BRIEF —
Identify the lines that contain the string "JSON", then copy each of them.

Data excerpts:
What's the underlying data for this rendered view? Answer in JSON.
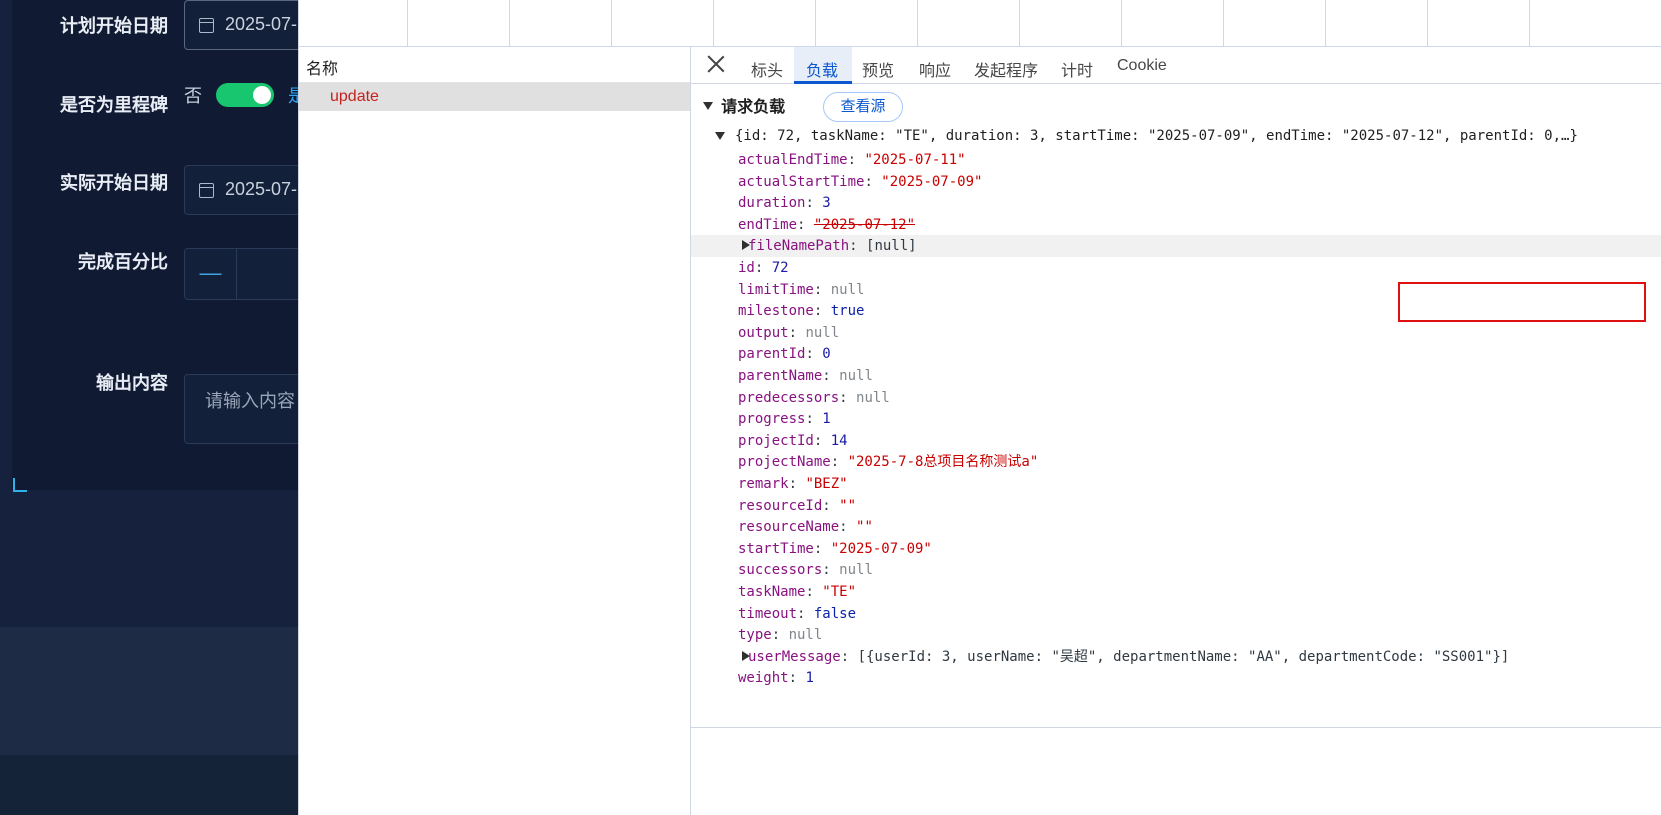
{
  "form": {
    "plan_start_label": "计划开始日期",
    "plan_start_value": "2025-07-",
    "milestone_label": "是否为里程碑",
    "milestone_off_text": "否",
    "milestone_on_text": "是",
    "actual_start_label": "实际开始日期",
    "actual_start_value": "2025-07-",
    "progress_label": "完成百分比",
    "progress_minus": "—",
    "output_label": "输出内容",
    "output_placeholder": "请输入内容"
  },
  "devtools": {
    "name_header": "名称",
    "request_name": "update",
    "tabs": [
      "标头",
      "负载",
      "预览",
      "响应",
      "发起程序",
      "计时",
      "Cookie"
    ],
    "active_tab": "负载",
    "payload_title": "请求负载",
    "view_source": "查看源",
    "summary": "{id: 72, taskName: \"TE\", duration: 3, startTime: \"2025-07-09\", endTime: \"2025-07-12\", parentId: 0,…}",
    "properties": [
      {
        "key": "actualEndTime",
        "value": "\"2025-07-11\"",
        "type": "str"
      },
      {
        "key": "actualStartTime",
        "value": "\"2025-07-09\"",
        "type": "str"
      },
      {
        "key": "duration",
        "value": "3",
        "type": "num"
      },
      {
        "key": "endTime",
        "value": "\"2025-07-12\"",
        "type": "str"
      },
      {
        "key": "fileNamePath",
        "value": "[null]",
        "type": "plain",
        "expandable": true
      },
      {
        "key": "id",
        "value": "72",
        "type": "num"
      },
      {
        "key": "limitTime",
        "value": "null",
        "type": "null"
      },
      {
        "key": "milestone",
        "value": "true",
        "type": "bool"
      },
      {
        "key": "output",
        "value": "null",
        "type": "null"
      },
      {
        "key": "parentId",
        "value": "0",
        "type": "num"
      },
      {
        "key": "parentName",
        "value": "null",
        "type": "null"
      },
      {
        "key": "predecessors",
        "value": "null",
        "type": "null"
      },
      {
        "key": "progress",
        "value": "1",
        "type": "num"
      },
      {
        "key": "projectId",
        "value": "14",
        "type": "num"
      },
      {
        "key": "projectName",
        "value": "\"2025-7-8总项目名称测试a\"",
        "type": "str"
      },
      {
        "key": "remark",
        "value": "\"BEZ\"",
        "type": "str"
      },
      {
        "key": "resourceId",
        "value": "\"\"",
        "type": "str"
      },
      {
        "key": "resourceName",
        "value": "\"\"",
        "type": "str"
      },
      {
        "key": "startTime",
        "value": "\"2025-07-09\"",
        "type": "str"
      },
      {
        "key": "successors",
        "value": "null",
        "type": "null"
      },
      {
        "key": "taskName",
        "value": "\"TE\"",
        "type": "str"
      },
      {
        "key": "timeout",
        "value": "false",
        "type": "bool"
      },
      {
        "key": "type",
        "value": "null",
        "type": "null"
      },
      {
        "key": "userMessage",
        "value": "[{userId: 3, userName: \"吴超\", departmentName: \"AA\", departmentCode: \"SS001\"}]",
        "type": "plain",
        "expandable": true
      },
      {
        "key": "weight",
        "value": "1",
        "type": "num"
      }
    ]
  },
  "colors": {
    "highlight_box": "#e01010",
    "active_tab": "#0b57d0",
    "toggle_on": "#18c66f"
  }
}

==

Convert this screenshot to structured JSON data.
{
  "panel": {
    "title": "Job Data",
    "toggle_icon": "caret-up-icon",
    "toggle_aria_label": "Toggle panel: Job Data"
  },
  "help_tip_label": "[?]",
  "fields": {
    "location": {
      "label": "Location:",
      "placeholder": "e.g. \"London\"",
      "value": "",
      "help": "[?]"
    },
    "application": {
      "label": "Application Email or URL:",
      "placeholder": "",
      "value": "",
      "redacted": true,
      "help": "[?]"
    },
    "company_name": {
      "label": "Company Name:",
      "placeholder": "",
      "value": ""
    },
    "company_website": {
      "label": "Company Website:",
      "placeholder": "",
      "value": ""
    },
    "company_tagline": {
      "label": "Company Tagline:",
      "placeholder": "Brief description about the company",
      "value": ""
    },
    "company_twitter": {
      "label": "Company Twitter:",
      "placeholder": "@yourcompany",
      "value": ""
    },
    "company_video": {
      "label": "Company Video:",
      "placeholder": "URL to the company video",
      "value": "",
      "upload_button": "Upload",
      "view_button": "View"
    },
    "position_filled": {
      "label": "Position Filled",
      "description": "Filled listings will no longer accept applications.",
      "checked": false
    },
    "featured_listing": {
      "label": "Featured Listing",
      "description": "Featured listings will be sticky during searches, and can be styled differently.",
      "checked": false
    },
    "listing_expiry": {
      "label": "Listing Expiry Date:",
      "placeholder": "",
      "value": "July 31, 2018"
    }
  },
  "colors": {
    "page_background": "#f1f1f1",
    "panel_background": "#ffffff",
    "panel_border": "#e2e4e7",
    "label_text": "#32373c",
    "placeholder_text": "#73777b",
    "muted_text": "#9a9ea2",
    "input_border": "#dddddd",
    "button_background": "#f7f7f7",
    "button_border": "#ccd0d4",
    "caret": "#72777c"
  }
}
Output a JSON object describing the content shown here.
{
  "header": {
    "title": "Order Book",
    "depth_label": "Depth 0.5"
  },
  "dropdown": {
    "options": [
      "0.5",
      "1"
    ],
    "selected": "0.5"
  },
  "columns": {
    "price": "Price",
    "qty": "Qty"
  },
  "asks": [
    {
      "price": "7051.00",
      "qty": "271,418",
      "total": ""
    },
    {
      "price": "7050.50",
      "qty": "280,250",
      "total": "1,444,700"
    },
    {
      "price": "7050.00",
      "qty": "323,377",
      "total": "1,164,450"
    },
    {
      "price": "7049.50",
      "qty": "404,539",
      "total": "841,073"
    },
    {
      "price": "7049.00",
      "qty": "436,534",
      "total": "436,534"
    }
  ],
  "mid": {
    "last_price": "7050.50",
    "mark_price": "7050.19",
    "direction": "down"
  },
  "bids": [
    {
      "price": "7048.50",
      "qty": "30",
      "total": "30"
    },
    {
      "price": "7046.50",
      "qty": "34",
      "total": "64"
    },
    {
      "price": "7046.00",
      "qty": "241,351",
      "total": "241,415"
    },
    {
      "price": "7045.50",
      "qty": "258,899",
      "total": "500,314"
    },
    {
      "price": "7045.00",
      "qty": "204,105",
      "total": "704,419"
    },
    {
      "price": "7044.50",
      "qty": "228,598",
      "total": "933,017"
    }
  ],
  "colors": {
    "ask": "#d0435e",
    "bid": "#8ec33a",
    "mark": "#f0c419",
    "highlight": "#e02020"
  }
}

---

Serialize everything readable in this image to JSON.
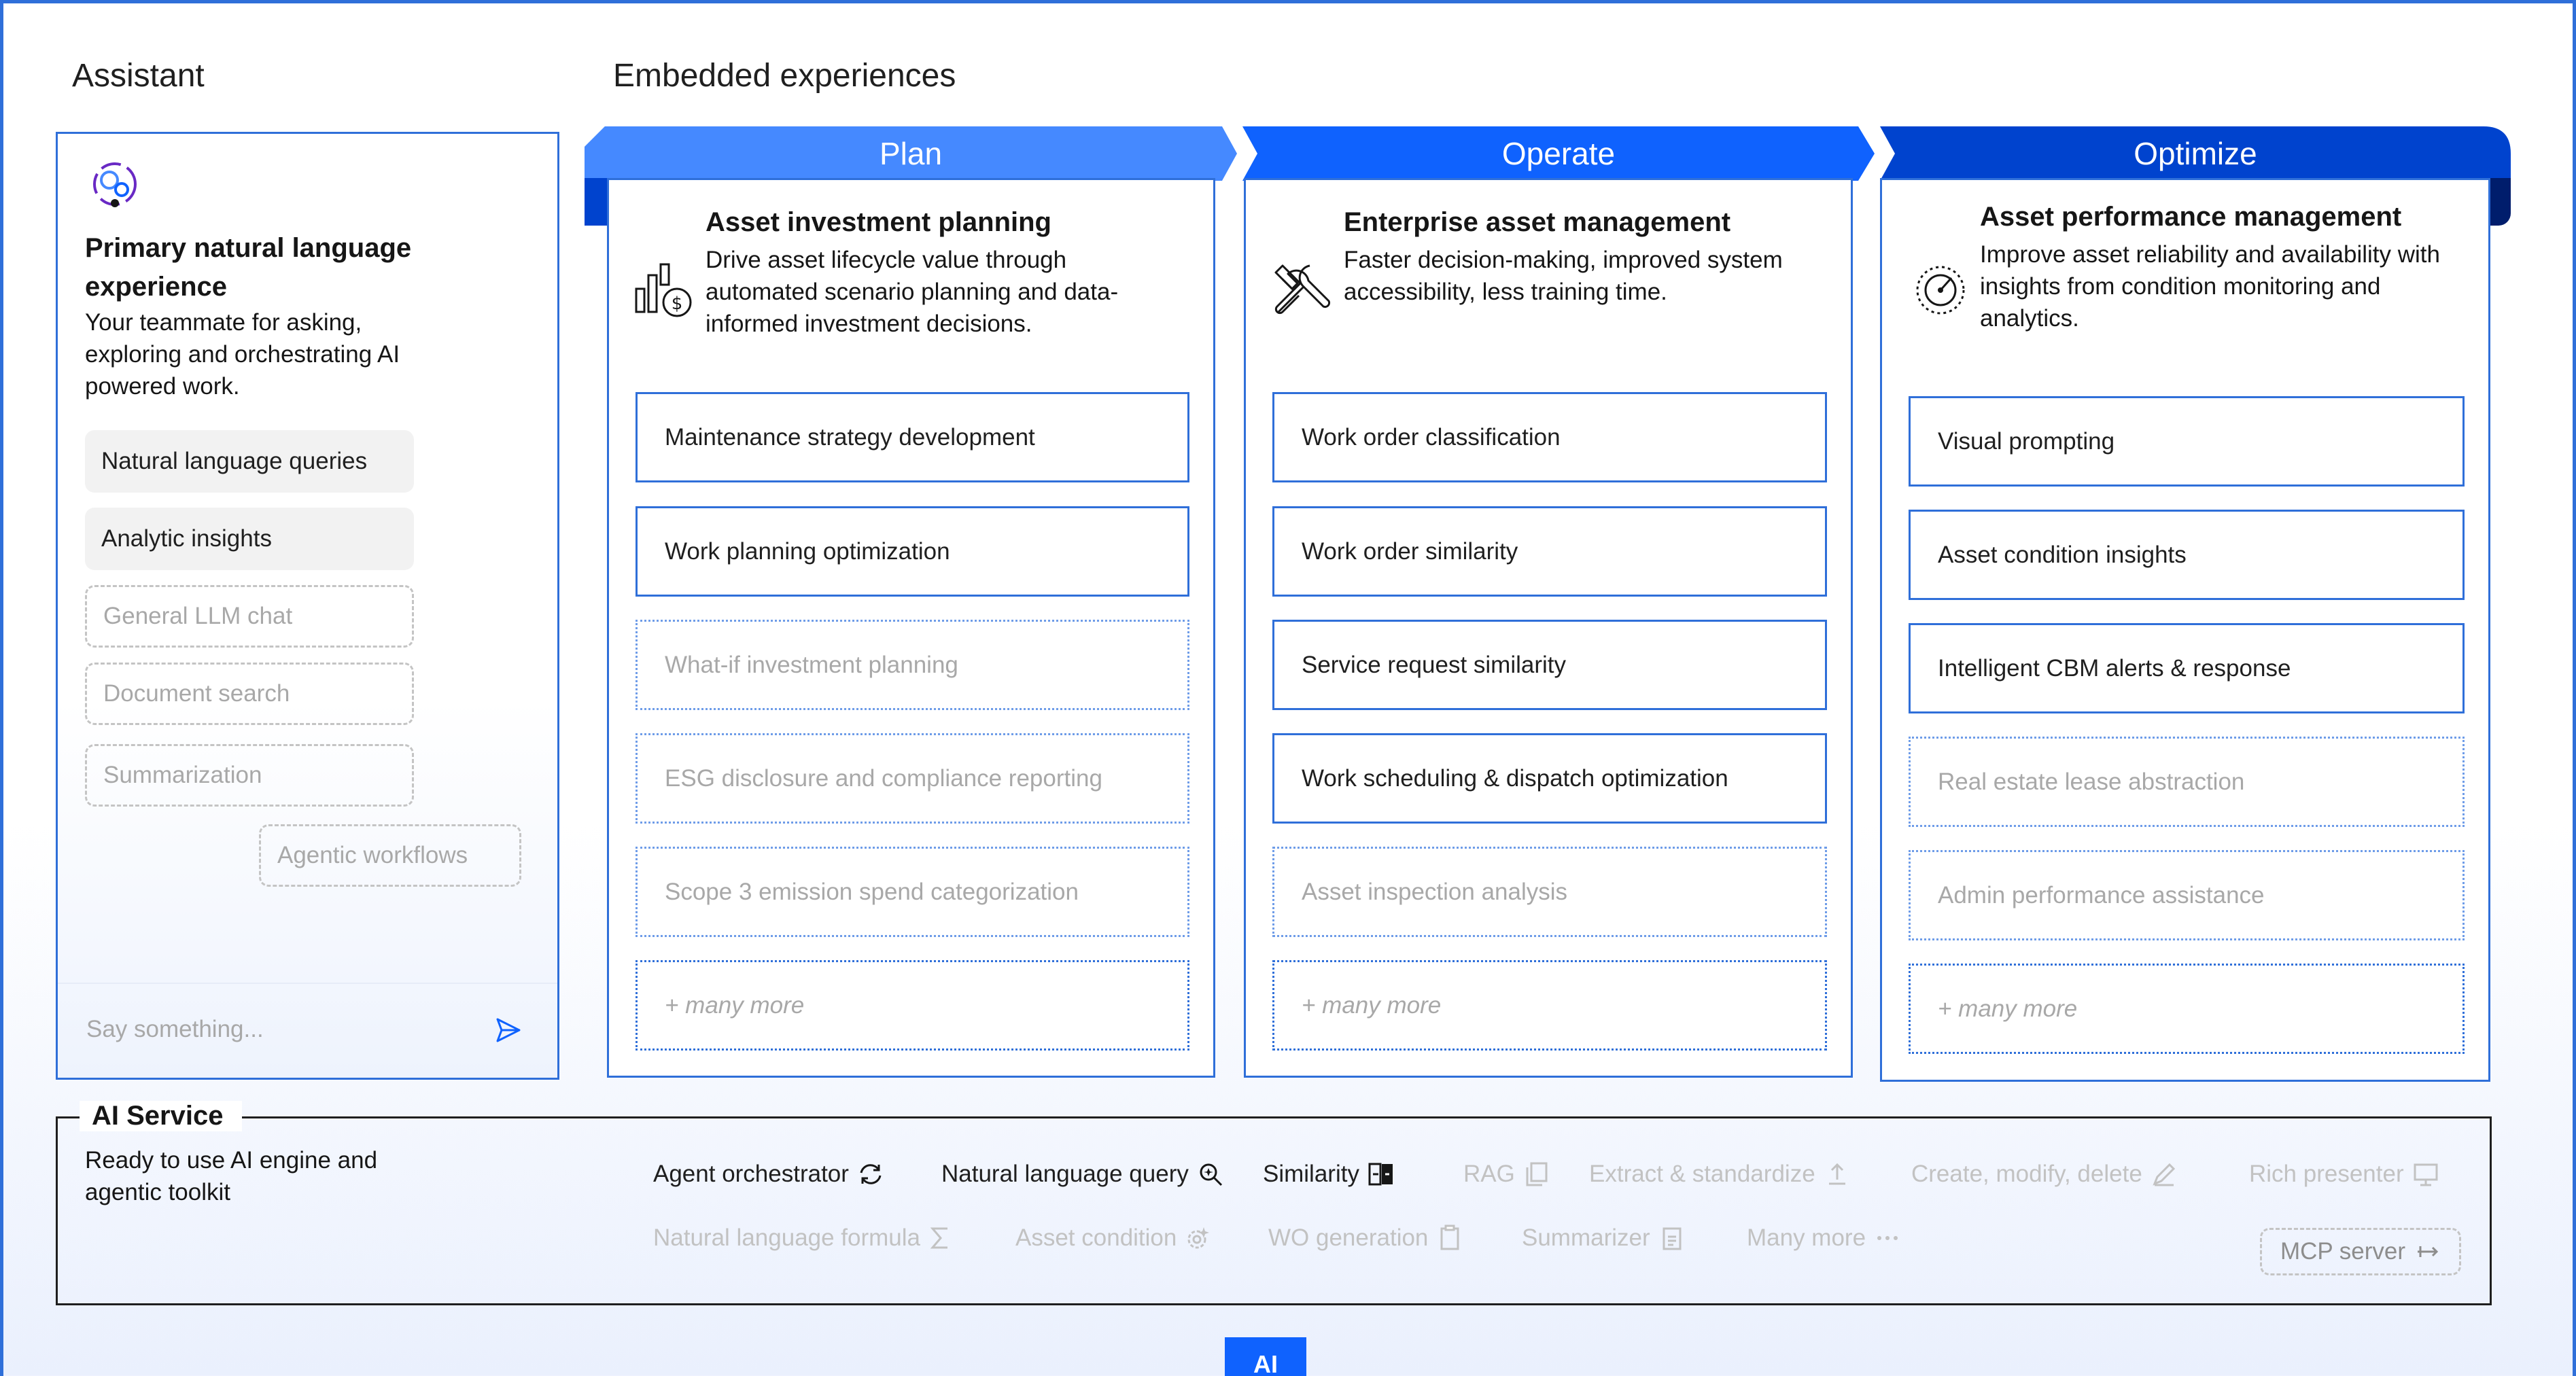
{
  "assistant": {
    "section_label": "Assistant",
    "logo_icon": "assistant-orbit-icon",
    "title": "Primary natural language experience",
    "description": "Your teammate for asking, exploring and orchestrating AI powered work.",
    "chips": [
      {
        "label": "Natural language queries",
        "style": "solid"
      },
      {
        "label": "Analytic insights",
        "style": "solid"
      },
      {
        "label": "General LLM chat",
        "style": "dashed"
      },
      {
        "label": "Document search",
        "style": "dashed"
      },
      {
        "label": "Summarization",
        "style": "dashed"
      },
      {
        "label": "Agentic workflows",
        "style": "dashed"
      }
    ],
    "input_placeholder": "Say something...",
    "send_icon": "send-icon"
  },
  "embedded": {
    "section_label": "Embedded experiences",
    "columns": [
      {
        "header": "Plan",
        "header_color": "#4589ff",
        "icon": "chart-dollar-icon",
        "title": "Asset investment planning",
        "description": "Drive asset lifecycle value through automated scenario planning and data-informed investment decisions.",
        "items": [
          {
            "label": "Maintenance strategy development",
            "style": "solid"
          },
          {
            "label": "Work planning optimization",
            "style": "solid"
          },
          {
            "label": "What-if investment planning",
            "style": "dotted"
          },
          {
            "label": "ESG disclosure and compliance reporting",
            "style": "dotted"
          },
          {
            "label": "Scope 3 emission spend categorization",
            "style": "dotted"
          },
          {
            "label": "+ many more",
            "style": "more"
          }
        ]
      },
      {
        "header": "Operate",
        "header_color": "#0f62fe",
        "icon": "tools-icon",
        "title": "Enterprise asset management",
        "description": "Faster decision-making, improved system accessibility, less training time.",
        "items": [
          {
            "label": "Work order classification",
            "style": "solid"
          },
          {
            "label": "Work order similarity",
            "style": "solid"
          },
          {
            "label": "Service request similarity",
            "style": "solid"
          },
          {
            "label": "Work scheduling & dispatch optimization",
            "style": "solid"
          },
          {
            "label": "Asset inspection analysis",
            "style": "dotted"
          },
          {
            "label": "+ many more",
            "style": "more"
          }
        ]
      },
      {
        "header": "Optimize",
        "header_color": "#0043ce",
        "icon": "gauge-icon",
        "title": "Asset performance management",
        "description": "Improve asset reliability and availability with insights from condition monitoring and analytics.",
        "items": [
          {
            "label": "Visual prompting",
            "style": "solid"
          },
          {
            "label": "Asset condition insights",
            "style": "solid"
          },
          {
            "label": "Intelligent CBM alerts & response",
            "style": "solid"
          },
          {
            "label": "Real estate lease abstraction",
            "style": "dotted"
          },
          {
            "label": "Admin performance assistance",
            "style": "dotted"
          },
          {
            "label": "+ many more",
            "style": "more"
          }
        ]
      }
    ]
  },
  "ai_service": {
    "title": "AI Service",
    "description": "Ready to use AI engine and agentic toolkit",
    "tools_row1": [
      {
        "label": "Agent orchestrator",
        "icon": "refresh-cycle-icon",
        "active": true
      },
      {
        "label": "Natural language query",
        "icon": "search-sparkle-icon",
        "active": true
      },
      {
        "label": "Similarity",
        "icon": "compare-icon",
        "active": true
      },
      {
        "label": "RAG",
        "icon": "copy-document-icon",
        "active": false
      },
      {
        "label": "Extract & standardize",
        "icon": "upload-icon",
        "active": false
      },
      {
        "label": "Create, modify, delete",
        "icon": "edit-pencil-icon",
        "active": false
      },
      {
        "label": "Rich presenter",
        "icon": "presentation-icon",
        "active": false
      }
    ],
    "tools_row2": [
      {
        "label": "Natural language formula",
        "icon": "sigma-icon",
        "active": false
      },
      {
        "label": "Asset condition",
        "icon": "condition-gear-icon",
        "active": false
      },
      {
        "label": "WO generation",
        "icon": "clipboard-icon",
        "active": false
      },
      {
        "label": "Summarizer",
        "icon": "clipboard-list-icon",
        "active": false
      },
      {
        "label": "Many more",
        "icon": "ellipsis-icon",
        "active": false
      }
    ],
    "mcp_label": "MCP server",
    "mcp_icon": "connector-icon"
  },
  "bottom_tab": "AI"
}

EXERCISE OUTPUT —
What's the underlying data for this rendered view? Answer in JSON.
Convert this screenshot to structured JSON data.
Output a JSON object describing the content shown here.
Serialize everything readable in this image to JSON.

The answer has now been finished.